** DIRECTIVE **
Take the entries below and print all of them exactly, please.
====== DATA SHOWN
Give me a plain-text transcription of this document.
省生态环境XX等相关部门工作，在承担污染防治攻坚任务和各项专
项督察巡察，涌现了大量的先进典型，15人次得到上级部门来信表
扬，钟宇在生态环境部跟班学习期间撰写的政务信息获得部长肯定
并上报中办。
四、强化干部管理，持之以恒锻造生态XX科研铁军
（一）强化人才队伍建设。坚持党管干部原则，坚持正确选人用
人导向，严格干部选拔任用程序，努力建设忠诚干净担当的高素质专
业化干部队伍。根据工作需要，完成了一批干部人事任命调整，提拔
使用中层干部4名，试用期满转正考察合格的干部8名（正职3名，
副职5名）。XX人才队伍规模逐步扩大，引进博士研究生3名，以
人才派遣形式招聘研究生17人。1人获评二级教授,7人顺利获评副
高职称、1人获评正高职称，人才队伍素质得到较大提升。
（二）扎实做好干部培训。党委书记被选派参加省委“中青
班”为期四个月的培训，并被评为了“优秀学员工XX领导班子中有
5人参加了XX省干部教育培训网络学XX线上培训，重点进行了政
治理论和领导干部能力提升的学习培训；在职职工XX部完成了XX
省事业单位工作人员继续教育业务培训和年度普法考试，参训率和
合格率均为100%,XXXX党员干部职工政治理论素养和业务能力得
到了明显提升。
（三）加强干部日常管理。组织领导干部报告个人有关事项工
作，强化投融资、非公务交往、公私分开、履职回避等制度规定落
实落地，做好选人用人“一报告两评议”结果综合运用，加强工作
============
** ANSWER BELOW **
Give me a plain-text transcription of this document.
省生态环境XX等相关部门工作，在承担污染防治攻坚任务和各项专
项督察巡察，涌现了大量的先进典型，15人次得到上级部门来信表
扬，钟宇在生态环境部跟班学习期间撰写的政务信息获得部长肯定
并上报中办。
四、强化干部管理，持之以恒锻造生态XX科研铁军
（一）强化人才队伍建设。坚持党管干部原则，坚持正确选人用
人导向，严格干部选拔任用程序，努力建设忠诚干净担当的高素质专
业化干部队伍。根据工作需要，完成了一批干部人事任命调整，提拔
使用中层干部4名，试用期满转正考察合格的干部8名（正职3名，
副职5名）。XX人才队伍规模逐步扩大，引进博士研究生3名，以
人才派遣形式招聘研究生17人。1人获评二级教授,7人顺利获评副
高职称、1人获评正高职称，人才队伍素质得到较大提升。
（二）扎实做好干部培训。党委书记被选派参加省委“中青
班”为期四个月的培训，并被评为了“优秀学员工XX领导班子中有
5人参加了XX省干部教育培训网络学XX线上培训，重点进行了政
治理论和领导干部能力提升的学习培训；在职职工XX部完成了XX
省事业单位工作人员继续教育业务培训和年度普法考试，参训率和
合格率均为100%,XXXX党员干部职工政治理论素养和业务能力得
到了明显提升。
（三）加强干部日常管理。组织领导干部报告个人有关事项工
作，强化投融资、非公务交往、公私分开、履职回避等制度规定落
实落地，做好选人用人“一报告两评议”结果综合运用，加强工作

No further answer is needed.